== MATERIAL FOR THIS EXERCISE

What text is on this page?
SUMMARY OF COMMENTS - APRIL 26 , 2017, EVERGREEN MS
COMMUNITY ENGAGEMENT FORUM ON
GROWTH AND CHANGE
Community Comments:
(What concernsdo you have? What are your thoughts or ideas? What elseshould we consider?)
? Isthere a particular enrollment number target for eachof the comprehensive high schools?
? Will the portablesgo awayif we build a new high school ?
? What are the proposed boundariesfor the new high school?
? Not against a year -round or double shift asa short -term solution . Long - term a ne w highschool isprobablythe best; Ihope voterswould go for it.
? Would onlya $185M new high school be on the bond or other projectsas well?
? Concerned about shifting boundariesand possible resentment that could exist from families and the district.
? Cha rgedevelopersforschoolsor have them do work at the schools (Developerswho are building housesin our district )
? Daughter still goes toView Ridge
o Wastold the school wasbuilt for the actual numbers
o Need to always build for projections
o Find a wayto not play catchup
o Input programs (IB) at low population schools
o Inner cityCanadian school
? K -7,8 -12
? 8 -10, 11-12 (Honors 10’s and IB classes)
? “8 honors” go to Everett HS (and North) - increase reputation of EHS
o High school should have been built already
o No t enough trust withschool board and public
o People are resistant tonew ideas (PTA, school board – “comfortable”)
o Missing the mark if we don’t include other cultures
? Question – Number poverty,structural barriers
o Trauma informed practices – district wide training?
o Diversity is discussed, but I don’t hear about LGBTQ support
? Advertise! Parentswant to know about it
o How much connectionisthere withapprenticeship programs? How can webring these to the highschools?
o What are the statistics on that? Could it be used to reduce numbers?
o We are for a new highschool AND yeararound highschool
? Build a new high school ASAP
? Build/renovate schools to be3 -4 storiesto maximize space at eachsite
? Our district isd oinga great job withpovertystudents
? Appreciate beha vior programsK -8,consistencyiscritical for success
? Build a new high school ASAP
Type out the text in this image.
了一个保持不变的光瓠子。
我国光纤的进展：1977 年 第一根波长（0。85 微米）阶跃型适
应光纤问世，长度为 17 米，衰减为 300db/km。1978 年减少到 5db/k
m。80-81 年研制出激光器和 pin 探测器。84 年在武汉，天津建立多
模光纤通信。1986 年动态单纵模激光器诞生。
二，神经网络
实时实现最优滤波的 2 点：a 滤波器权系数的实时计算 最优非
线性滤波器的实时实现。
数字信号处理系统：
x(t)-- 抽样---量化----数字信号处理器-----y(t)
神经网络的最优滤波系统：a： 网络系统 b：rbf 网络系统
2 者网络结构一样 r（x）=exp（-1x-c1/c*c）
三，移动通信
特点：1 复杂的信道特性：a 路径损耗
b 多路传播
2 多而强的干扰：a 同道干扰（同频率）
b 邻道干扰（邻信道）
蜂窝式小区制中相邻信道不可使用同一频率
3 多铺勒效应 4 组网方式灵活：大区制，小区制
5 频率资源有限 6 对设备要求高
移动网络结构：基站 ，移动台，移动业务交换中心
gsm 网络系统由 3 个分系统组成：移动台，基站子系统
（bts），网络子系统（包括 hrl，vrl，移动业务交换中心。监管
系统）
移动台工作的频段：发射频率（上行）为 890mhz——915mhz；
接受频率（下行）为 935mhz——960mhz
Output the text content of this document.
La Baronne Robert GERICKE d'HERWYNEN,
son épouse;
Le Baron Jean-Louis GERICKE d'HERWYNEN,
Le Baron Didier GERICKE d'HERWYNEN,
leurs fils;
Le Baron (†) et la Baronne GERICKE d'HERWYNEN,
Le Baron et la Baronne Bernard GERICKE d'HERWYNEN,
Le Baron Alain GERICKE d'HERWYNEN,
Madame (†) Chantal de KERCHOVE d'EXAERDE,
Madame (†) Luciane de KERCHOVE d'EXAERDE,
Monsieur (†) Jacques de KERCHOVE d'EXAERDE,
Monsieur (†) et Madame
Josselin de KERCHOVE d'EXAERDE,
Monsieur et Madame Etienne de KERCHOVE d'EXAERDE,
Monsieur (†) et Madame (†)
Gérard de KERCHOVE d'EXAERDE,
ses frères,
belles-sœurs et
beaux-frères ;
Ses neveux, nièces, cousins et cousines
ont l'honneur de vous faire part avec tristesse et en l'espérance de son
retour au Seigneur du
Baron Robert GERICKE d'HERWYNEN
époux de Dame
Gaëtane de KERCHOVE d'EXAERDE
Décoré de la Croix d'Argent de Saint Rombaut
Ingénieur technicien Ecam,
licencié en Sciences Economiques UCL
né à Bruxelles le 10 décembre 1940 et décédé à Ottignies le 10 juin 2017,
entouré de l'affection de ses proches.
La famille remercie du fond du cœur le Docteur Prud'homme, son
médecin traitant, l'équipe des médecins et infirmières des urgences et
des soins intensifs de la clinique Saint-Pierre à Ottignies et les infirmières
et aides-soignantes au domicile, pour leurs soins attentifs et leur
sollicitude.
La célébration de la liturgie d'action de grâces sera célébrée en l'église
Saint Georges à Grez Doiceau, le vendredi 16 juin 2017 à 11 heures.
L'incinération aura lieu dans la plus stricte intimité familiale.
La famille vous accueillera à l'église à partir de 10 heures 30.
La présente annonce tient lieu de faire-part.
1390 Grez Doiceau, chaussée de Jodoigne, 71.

====

» **WHAT YOU NEED TO DO**:
Report how many lines in the listing above include the word "infirmières". Give nothing but the number.

» **REPLY**:
2